**Work instructions**
Find all lines in the listing that include the word "xlabel", then copy them.

[Entries from a dataset]
+++

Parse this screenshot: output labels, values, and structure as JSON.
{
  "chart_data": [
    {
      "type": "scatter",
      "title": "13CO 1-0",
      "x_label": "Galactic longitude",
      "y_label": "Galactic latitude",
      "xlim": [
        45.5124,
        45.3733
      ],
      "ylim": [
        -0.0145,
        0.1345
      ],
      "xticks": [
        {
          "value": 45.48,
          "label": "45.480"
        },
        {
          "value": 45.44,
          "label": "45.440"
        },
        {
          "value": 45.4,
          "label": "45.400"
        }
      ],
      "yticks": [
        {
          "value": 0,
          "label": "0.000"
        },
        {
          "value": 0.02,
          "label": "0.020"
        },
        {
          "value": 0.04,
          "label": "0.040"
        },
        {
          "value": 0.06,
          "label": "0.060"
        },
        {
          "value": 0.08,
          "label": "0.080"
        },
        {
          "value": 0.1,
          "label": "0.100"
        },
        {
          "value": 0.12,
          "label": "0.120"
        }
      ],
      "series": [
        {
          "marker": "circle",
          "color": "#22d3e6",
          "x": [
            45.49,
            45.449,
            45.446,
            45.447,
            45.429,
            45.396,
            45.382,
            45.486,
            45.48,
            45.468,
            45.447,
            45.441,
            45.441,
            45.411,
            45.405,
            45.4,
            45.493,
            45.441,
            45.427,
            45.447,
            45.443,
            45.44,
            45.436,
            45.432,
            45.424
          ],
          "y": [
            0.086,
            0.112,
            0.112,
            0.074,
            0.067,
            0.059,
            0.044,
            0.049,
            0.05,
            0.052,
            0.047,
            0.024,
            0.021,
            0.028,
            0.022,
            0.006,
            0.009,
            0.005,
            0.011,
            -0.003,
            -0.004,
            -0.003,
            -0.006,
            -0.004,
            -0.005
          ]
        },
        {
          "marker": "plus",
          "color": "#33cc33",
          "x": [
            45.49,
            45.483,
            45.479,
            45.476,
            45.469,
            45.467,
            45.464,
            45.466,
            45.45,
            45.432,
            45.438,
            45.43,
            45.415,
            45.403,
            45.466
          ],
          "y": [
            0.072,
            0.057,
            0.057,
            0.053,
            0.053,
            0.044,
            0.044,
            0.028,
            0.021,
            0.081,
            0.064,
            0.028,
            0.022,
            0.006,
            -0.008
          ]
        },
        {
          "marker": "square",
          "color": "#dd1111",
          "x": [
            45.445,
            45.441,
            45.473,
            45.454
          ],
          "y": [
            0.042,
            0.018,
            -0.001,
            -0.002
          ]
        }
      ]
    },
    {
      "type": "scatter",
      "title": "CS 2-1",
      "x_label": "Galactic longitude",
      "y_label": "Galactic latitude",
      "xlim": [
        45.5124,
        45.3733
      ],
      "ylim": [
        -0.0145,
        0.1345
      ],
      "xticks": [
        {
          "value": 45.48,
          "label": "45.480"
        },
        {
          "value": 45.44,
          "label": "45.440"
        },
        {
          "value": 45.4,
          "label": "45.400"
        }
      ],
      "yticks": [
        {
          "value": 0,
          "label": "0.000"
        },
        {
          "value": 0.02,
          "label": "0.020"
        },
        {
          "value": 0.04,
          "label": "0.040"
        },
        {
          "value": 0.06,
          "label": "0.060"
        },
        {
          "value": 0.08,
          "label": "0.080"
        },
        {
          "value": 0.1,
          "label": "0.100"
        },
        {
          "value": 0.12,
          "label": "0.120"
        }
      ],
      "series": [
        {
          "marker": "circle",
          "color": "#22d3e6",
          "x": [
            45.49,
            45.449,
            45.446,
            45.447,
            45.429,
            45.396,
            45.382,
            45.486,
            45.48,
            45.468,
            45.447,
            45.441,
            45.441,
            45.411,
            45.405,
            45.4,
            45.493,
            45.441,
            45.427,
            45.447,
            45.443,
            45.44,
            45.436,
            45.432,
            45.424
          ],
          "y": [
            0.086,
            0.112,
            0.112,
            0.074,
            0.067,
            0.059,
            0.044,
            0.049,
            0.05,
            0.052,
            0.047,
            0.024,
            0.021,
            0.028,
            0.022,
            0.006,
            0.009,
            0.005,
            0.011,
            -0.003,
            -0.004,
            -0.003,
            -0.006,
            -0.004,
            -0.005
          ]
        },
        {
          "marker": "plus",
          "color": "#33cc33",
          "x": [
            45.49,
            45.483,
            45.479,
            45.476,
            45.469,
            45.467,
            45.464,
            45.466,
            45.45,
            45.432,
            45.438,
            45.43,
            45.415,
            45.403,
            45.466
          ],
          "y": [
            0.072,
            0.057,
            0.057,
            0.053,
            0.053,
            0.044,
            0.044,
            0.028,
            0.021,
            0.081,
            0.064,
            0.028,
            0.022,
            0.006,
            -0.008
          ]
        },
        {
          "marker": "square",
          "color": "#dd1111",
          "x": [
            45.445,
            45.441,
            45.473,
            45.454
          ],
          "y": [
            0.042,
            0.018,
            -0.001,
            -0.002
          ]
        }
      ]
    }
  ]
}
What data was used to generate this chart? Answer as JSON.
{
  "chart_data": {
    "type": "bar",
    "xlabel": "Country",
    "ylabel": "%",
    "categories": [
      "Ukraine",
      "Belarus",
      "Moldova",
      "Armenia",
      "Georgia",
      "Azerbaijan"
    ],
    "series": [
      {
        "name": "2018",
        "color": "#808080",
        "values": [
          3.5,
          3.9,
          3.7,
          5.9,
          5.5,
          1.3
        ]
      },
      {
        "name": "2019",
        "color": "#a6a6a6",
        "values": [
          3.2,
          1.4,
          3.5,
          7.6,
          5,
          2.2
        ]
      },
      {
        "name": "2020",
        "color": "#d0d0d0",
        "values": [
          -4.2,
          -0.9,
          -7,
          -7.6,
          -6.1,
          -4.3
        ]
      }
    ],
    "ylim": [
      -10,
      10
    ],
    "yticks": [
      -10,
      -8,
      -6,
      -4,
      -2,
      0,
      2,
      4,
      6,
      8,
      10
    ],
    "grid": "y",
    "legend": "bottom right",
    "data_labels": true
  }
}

+++

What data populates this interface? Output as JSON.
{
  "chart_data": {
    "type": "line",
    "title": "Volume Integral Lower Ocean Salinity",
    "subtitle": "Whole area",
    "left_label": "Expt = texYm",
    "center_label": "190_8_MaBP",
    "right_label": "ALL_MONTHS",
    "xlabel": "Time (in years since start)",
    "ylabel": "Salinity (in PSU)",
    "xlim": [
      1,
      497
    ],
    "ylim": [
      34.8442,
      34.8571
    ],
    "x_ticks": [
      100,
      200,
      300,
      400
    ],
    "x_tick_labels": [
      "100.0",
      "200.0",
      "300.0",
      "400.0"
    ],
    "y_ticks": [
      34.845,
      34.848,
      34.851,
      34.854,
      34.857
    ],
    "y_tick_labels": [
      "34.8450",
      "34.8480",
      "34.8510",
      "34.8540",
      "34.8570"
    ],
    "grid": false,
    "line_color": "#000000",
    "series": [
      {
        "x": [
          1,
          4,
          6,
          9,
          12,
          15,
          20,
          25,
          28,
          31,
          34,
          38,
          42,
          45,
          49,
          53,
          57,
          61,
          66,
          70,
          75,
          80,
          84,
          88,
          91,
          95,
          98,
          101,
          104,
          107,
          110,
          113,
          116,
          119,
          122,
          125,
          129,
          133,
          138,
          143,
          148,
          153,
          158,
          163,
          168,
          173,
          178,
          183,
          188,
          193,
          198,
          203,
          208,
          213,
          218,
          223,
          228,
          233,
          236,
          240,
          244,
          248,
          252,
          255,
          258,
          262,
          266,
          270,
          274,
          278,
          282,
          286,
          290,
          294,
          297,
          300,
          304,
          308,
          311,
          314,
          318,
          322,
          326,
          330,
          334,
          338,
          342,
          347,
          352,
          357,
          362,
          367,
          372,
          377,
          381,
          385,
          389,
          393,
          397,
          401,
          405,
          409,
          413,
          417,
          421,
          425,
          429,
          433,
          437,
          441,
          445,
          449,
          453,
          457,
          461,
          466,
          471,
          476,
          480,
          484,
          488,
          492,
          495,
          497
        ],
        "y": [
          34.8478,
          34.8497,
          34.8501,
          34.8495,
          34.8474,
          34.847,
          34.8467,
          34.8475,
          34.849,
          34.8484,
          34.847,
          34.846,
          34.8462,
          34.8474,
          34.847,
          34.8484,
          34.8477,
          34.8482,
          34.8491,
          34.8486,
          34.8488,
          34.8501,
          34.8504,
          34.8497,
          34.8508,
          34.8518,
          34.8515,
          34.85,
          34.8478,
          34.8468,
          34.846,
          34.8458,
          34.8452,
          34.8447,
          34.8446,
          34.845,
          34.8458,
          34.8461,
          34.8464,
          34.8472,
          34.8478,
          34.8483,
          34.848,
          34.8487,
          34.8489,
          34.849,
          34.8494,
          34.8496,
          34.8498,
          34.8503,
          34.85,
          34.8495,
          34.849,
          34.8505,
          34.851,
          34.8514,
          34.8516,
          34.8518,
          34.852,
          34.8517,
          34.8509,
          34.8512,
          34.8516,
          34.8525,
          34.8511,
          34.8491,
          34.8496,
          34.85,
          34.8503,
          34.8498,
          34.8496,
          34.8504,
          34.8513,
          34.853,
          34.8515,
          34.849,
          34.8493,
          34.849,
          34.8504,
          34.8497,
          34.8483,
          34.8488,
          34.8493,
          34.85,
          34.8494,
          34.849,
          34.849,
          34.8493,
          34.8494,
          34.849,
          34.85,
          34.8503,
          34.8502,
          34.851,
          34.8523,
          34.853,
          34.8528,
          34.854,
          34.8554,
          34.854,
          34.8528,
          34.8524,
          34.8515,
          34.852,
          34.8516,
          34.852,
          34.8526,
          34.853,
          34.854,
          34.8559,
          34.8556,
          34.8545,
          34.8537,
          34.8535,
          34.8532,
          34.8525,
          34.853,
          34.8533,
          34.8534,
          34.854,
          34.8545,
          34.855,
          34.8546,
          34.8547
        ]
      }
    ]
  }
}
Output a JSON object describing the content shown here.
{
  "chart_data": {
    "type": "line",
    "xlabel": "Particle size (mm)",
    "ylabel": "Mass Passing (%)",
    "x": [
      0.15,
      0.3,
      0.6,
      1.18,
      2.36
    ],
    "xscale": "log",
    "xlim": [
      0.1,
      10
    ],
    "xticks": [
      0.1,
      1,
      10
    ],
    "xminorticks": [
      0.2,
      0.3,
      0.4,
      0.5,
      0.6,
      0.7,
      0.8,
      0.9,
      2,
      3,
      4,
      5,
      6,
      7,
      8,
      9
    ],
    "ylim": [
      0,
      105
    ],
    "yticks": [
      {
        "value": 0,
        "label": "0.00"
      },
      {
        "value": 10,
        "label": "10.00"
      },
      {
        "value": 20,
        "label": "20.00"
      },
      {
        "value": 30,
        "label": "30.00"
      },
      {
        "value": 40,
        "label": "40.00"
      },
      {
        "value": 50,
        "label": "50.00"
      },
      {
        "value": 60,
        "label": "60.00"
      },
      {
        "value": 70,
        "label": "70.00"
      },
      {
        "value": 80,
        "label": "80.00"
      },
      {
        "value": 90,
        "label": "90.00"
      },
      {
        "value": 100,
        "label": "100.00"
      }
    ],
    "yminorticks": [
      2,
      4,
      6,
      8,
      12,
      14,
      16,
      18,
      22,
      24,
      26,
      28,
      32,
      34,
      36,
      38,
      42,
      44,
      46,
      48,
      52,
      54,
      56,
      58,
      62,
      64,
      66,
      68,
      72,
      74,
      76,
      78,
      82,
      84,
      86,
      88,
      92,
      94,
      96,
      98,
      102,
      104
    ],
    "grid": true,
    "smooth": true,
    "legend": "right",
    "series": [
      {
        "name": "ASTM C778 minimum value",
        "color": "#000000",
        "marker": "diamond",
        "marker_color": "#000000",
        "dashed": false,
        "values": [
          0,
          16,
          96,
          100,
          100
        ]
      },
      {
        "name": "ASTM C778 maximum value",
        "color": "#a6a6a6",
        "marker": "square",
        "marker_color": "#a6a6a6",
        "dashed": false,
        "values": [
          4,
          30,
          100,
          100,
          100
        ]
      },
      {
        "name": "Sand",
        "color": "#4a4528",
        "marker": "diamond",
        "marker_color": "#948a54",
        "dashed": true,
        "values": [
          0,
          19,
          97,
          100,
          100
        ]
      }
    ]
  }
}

+++

**Task answer**
    "xlabel": "Country",
    "xlabel": "Time (in years since start)",
    "xlabel": "Particle size (mm)",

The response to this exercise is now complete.